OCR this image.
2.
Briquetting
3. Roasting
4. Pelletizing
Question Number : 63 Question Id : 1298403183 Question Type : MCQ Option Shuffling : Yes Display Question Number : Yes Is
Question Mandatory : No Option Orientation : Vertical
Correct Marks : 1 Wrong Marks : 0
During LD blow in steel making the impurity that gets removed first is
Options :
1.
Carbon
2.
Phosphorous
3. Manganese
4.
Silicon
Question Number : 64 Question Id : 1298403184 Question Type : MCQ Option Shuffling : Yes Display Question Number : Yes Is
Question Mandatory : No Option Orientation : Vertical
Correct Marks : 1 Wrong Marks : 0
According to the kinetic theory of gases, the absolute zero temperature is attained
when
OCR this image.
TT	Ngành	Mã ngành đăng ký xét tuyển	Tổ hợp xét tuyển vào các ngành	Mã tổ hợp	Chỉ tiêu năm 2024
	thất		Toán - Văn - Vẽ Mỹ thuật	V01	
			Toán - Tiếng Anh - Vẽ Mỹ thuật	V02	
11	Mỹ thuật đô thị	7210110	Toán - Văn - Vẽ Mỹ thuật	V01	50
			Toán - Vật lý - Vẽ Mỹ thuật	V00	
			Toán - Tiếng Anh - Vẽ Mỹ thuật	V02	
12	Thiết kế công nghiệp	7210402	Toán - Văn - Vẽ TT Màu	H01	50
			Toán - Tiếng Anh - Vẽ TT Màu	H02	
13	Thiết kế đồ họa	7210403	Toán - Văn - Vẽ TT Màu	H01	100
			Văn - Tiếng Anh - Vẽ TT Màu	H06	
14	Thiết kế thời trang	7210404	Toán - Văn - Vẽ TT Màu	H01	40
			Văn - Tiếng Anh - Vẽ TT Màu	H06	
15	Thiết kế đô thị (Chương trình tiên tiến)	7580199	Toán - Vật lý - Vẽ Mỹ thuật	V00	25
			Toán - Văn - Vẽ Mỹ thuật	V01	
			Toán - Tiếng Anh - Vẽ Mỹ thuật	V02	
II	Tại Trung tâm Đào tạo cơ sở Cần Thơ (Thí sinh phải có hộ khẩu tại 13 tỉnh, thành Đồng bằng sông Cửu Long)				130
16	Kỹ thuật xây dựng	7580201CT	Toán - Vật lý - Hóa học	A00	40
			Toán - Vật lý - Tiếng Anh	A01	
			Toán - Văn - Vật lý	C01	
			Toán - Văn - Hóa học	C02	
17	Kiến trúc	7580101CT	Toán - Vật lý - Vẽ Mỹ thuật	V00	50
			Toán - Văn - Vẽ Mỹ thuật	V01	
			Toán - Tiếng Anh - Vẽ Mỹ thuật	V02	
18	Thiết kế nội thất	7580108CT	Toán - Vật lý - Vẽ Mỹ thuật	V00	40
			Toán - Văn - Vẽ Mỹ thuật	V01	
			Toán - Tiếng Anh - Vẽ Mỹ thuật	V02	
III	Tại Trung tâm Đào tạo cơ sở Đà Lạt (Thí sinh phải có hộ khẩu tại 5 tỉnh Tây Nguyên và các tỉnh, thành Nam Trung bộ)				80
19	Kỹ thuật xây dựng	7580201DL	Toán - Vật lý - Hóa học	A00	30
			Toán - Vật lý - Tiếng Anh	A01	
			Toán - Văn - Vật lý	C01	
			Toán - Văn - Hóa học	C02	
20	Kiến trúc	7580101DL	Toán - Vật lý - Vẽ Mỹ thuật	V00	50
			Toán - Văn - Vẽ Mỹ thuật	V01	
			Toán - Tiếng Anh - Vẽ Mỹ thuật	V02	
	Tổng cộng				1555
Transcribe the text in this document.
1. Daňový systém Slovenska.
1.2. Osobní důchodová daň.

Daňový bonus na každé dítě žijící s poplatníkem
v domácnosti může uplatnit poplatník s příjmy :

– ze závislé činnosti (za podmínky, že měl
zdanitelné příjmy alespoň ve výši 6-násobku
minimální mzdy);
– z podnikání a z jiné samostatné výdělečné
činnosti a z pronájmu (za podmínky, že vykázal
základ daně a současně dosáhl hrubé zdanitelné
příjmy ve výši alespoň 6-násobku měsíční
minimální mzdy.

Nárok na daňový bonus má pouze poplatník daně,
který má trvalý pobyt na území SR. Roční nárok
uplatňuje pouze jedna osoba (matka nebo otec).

- - -

*Stated task*: Report how many lines in the listing above include the word "khẩu". Give nothing but the number.

*The response*: 2